• **Task description**:
Your task is to copy the material exactly.
-- START OF Data shown --
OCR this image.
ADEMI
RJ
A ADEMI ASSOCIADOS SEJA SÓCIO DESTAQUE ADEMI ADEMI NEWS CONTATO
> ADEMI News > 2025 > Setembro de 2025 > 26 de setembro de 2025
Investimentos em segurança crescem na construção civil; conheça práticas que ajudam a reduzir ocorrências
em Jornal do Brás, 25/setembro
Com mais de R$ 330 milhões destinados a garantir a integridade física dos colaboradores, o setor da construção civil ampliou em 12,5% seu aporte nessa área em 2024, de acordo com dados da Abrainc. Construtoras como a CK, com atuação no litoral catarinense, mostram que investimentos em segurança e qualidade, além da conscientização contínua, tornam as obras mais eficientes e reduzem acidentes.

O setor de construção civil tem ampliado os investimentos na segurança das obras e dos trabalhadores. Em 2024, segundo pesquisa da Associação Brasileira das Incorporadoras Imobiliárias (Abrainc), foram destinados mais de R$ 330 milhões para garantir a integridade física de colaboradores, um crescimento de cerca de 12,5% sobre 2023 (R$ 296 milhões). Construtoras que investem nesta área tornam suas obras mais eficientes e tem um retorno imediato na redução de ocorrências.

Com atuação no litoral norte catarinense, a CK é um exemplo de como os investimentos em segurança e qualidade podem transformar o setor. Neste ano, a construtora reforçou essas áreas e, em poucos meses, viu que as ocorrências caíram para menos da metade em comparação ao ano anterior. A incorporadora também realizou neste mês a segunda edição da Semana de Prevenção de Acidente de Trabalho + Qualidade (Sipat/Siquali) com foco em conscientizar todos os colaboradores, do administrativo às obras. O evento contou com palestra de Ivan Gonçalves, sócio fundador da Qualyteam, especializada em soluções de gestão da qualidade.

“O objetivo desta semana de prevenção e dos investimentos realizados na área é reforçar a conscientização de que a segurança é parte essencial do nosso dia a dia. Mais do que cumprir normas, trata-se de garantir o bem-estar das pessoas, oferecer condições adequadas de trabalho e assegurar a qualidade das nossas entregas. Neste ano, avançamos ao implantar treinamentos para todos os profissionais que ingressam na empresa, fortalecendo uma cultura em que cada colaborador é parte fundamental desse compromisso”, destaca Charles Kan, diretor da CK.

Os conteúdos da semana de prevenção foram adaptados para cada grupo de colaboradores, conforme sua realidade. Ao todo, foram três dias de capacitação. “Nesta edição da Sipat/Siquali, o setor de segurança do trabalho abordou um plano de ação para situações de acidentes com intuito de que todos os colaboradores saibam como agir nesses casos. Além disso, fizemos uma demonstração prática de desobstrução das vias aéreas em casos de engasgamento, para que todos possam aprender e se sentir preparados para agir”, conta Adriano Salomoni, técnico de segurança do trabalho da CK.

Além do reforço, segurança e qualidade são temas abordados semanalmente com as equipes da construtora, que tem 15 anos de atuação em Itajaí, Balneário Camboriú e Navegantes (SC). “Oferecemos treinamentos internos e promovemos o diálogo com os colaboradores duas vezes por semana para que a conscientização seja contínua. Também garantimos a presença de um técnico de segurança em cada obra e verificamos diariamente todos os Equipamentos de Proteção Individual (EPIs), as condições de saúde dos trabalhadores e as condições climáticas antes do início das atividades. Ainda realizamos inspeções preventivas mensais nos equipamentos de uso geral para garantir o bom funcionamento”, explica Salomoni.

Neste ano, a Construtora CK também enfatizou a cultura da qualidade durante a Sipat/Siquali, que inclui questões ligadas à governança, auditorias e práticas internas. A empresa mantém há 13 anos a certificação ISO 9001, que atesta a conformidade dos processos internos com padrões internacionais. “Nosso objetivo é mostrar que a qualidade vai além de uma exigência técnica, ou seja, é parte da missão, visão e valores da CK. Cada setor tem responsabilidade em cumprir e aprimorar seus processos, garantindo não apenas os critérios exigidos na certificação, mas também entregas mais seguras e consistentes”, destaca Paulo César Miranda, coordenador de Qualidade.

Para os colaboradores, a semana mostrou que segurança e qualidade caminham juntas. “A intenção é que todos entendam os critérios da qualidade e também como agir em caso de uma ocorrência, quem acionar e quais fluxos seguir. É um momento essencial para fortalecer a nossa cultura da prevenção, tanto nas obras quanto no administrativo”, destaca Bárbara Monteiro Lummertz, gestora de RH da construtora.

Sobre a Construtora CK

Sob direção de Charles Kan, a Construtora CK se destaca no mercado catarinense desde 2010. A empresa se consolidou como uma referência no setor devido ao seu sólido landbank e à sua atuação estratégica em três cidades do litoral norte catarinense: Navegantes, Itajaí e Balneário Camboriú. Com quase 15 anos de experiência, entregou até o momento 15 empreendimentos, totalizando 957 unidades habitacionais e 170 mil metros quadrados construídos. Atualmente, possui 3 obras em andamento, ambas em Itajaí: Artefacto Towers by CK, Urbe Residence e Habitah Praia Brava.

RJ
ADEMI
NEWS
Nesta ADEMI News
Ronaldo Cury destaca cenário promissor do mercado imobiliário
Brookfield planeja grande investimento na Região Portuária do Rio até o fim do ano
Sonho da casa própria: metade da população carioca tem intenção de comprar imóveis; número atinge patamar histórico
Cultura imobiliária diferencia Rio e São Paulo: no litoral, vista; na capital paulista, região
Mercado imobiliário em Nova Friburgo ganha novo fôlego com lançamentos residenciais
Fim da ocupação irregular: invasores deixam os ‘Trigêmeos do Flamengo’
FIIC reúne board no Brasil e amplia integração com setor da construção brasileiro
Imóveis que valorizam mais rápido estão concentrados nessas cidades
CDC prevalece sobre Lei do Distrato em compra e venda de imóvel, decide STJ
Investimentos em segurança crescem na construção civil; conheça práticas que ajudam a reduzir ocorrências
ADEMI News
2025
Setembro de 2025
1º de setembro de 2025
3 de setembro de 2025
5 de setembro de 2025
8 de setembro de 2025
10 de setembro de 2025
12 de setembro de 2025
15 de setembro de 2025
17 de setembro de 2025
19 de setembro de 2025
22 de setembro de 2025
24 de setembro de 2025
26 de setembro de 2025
-- END OF Data shown --
• **Completed task**:
OCR this image.
ADEMI
RJ
A ADEMI ASSOCIADOS SEJA SÓCIO DESTAQUE ADEMI ADEMI NEWS CONTATO
> ADEMI News > 2025 > Setembro de 2025 > 26 de setembro de 2025
Investimentos em segurança crescem na construção civil; conheça práticas que ajudam a reduzir ocorrências
em Jornal do Brás, 25/setembro
Com mais de R$ 330 milhões destinados a garantir a integridade física dos colaboradores, o setor da construção civil ampliou em 12,5% seu aporte nessa área em 2024, de acordo com dados da Abrainc. Construtoras como a CK, com atuação no litoral catarinense, mostram que investimentos em segurança e qualidade, além da conscientização contínua, tornam as obras mais eficientes e reduzem acidentes.

O setor de construção civil tem ampliado os investimentos na segurança das obras e dos trabalhadores. Em 2024, segundo pesquisa da Associação Brasileira das Incorporadoras Imobiliárias (Abrainc), foram destinados mais de R$ 330 milhões para garantir a integridade física de colaboradores, um crescimento de cerca de 12,5% sobre 2023 (R$ 296 milhões). Construtoras que investem nesta área tornam suas obras mais eficientes e tem um retorno imediato na redução de ocorrências.

Com atuação no litoral norte catarinense, a CK é um exemplo de como os investimentos em segurança e qualidade podem transformar o setor. Neste ano, a construtora reforçou essas áreas e, em poucos meses, viu que as ocorrências caíram para menos da metade em comparação ao ano anterior. A incorporadora também realizou neste mês a segunda edição da Semana de Prevenção de Acidente de Trabalho + Qualidade (Sipat/Siquali) com foco em conscientizar todos os colaboradores, do administrativo às obras. O evento contou com palestra de Ivan Gonçalves, sócio fundador da Qualyteam, especializada em soluções de gestão da qualidade.

“O objetivo desta semana de prevenção e dos investimentos realizados na área é reforçar a conscientização de que a segurança é parte essencial do nosso dia a dia. Mais do que cumprir normas, trata-se de garantir o bem-estar das pessoas, oferecer condições adequadas de trabalho e assegurar a qualidade das nossas entregas. Neste ano, avançamos ao implantar treinamentos para todos os profissionais que ingressam na empresa, fortalecendo uma cultura em que cada colaborador é parte fundamental desse compromisso”, destaca Charles Kan, diretor da CK.

Os conteúdos da semana de prevenção foram adaptados para cada grupo de colaboradores, conforme sua realidade. Ao todo, foram três dias de capacitação. “Nesta edição da Sipat/Siquali, o setor de segurança do trabalho abordou um plano de ação para situações de acidentes com intuito de que todos os colaboradores saibam como agir nesses casos. Além disso, fizemos uma demonstração prática de desobstrução das vias aéreas em casos de engasgamento, para que todos possam aprender e se sentir preparados para agir”, conta Adriano Salomoni, técnico de segurança do trabalho da CK.

Além do reforço, segurança e qualidade são temas abordados semanalmente com as equipes da construtora, que tem 15 anos de atuação em Itajaí, Balneário Camboriú e Navegantes (SC). “Oferecemos treinamentos internos e promovemos o diálogo com os colaboradores duas vezes por semana para que a conscientização seja contínua. Também garantimos a presença de um técnico de segurança em cada obra e verificamos diariamente todos os Equipamentos de Proteção Individual (EPIs), as condições de saúde dos trabalhadores e as condições climáticas antes do início das atividades. Ainda realizamos inspeções preventivas mensais nos equipamentos de uso geral para garantir o bom funcionamento”, explica Salomoni.

Neste ano, a Construtora CK também enfatizou a cultura da qualidade durante a Sipat/Siquali, que inclui questões ligadas à governança, auditorias e práticas internas. A empresa mantém há 13 anos a certificação ISO 9001, que atesta a conformidade dos processos internos com padrões internacionais. “Nosso objetivo é mostrar que a qualidade vai além de uma exigência técnica, ou seja, é parte da missão, visão e valores da CK. Cada setor tem responsabilidade em cumprir e aprimorar seus processos, garantindo não apenas os critérios exigidos na certificação, mas também entregas mais seguras e consistentes”, destaca Paulo César Miranda, coordenador de Qualidade.

Para os colaboradores, a semana mostrou que segurança e qualidade caminham juntas. “A intenção é que todos entendam os critérios da qualidade e também como agir em caso de uma ocorrência, quem acionar e quais fluxos seguir. É um momento essencial para fortalecer a nossa cultura da prevenção, tanto nas obras quanto no administrativo”, destaca Bárbara Monteiro Lummertz, gestora de RH da construtora.

Sobre a Construtora CK

Sob direção de Charles Kan, a Construtora CK se destaca no mercado catarinense desde 2010. A empresa se consolidou como uma referência no setor devido ao seu sólido landbank e à sua atuação estratégica em três cidades do litoral norte catarinense: Navegantes, Itajaí e Balneário Camboriú. Com quase 15 anos de experiência, entregou até o momento 15 empreendimentos, totalizando 957 unidades habitacionais e 170 mil metros quadrados construídos. Atualmente, possui 3 obras em andamento, ambas em Itajaí: Artefacto Towers by CK, Urbe Residence e Habitah Praia Brava.

RJ
ADEMI
NEWS
Nesta ADEMI News
Ronaldo Cury destaca cenário promissor do mercado imobiliário
Brookfield planeja grande investimento na Região Portuária do Rio até o fim do ano
Sonho da casa própria: metade da população carioca tem intenção de comprar imóveis; número atinge patamar histórico
Cultura imobiliária diferencia Rio e São Paulo: no litoral, vista; na capital paulista, região
Mercado imobiliário em Nova Friburgo ganha novo fôlego com lançamentos residenciais
Fim da ocupação irregular: invasores deixam os ‘Trigêmeos do Flamengo’
FIIC reúne board no Brasil e amplia integração com setor da construção brasileiro
Imóveis que valorizam mais rápido estão concentrados nessas cidades
CDC prevalece sobre Lei do Distrato em compra e venda de imóvel, decide STJ
Investimentos em segurança crescem na construção civil; conheça práticas que ajudam a reduzir ocorrências
ADEMI News
2025
Setembro de 2025
1º de setembro de 2025
3 de setembro de 2025
5 de setembro de 2025
8 de setembro de 2025
10 de setembro de 2025
12 de setembro de 2025
15 de setembro de 2025
17 de setembro de 2025
19 de setembro de 2025
22 de setembro de 2025
24 de setembro de 2025
26 de setembro de 2025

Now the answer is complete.